** start Data shown **
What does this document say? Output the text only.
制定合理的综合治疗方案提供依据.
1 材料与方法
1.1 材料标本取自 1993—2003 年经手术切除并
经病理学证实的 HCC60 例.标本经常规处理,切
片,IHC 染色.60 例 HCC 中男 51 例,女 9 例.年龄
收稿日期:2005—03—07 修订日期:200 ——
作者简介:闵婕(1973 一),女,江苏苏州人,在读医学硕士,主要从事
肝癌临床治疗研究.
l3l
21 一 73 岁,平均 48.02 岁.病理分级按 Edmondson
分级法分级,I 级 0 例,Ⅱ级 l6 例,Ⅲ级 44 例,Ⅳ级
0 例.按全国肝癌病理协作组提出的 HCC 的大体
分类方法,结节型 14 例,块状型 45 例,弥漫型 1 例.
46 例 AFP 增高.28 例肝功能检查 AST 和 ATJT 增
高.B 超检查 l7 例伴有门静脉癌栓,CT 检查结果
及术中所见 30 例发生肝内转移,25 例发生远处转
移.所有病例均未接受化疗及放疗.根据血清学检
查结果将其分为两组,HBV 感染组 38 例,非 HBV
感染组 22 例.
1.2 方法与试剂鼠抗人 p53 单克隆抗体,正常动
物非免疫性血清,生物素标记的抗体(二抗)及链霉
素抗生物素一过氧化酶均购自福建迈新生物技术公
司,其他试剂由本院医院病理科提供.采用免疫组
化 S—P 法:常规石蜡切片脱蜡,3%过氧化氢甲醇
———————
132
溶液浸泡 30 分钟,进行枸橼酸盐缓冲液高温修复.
** end Data shown **
** start Data shown **
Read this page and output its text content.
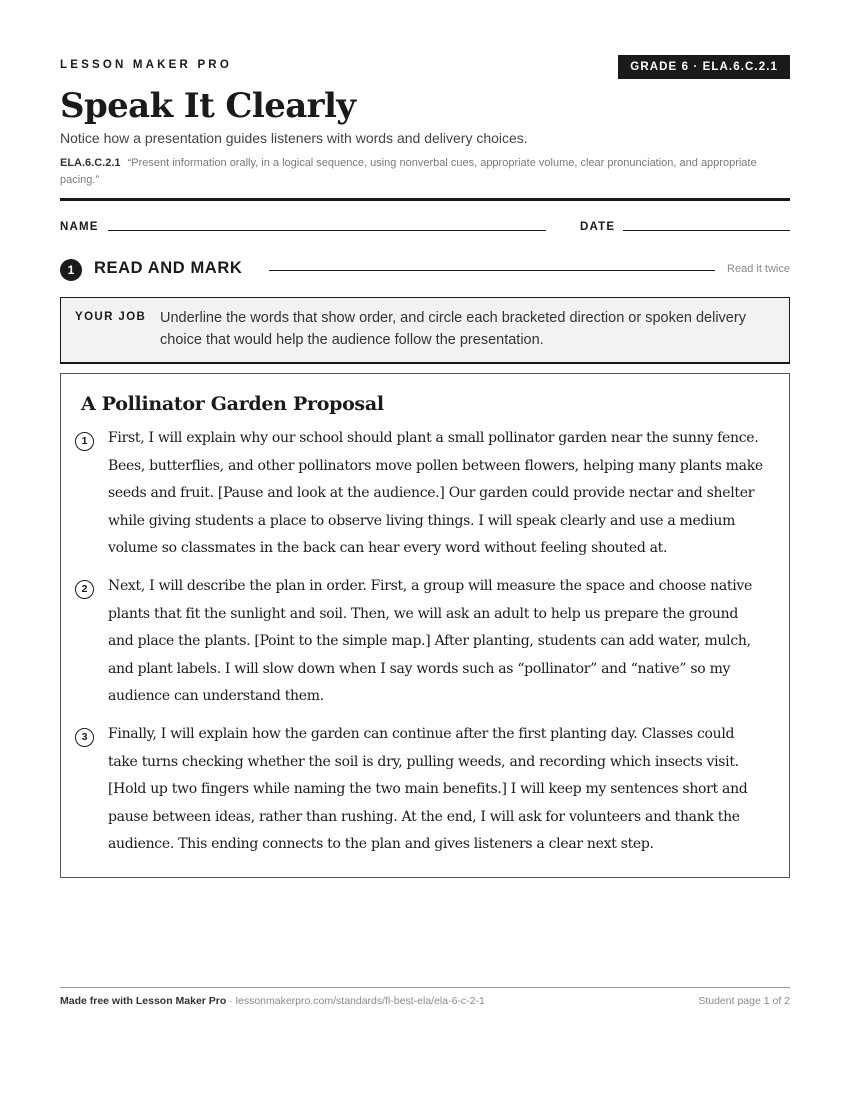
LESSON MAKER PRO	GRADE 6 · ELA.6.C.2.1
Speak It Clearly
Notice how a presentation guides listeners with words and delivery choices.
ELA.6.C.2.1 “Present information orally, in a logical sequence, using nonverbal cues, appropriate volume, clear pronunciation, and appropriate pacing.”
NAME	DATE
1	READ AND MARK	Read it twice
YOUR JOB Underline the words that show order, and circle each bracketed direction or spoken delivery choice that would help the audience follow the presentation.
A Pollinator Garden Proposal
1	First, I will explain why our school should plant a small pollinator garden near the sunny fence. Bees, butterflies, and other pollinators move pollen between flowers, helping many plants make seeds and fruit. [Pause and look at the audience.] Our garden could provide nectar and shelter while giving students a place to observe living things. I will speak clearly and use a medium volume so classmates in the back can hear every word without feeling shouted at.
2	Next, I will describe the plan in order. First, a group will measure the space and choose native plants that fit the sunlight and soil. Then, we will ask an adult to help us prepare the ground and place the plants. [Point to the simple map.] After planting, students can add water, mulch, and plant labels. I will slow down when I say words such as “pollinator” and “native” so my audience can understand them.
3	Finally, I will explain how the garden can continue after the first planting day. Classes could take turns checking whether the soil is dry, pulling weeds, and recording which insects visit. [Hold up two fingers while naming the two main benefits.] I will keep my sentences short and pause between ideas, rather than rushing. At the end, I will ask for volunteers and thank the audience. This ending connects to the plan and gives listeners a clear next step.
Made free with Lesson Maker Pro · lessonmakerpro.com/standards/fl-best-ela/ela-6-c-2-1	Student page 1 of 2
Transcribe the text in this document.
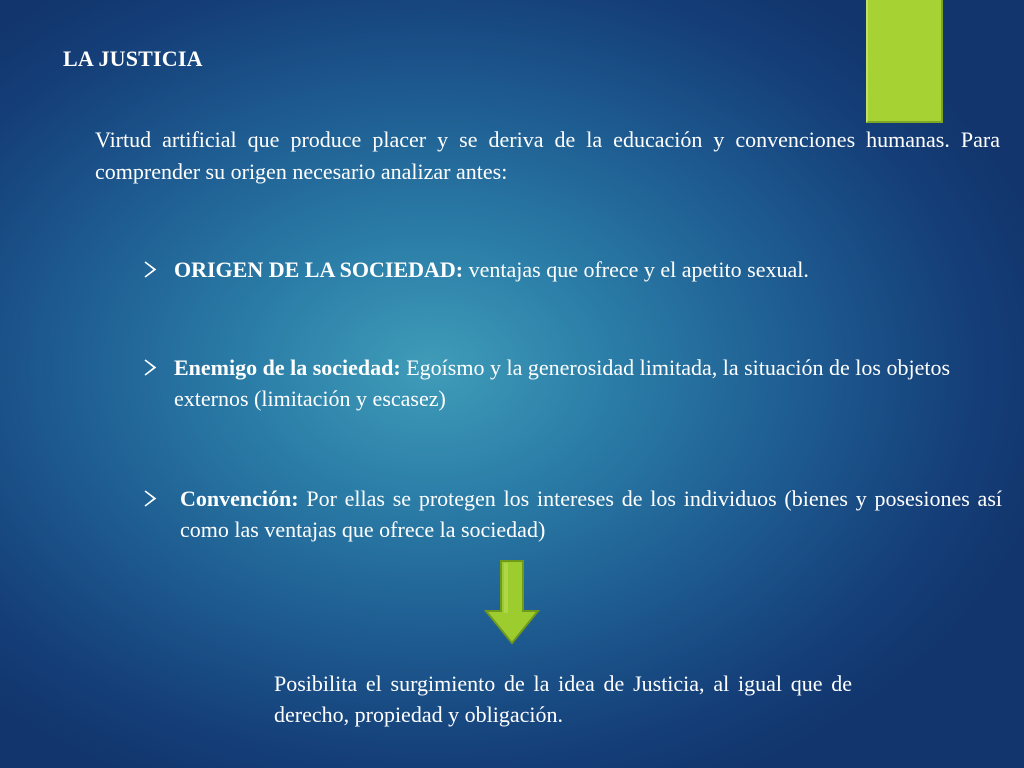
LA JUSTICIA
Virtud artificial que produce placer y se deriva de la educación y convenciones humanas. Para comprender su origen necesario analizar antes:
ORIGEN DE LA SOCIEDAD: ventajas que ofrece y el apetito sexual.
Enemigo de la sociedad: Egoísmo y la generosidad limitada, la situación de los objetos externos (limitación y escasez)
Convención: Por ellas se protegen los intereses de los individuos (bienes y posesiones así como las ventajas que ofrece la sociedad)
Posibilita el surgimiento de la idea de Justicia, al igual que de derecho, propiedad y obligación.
** end Data shown **
Task goal :: Look through the material above and pick out each line holding the word "presentation".

Solution ::
Notice how a presentation guides listeners with words and delivery choices.
YOUR JOB Underline the words that show order, and circle each bracketed direction or spoken delivery choice that would help the audience follow the presentation.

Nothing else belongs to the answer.